**Goal:**
Search the records that follow and extract every line containing the string "from".

**Supplied records:**

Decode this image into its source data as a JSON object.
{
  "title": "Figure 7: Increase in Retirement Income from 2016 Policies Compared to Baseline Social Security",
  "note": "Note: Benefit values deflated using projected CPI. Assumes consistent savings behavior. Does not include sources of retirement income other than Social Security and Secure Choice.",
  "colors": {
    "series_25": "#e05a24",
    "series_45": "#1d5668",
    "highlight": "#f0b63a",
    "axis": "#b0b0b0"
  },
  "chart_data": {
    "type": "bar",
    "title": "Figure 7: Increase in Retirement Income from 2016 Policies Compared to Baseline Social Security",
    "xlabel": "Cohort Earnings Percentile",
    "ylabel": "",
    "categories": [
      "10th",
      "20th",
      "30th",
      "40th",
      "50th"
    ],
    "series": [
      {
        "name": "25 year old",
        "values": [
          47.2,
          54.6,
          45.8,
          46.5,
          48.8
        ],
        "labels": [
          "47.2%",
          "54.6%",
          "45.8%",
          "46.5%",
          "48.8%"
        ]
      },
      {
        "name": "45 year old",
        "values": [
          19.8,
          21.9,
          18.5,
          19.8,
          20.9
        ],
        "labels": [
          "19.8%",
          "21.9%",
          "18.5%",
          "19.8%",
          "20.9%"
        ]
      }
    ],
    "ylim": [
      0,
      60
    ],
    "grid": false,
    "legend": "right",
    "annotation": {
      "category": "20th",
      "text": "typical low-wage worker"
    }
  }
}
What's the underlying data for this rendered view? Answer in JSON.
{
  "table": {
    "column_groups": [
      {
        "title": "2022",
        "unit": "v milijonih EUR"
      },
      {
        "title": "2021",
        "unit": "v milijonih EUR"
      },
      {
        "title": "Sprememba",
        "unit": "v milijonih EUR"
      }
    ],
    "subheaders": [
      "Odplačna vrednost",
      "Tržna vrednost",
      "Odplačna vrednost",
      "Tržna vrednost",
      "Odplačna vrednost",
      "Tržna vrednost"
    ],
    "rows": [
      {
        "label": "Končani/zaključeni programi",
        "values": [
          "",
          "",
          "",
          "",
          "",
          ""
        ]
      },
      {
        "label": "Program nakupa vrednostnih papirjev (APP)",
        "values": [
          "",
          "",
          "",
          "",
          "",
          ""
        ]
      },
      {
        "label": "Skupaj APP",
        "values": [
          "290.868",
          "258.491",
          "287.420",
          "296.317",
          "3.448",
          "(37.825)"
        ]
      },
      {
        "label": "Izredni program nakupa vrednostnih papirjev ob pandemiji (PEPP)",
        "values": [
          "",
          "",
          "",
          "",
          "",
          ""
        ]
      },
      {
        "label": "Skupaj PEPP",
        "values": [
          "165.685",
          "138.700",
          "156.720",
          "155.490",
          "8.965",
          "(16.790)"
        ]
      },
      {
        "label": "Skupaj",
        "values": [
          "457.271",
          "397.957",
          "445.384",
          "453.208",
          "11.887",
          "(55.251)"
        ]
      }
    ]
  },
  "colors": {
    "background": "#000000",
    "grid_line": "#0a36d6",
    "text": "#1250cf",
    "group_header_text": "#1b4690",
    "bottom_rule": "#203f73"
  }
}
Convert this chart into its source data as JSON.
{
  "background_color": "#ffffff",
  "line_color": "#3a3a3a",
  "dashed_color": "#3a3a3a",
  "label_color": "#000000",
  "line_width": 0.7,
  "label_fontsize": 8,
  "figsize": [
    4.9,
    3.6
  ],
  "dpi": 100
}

**Final answer:**
  "title": "Figure 7: Increase in Retirement Income from 2016 Policies Compared to Baseline Social Security",
    "title": "Figure 7: Increase in Retirement Income from 2016 Policies Compared to Baseline Social Security",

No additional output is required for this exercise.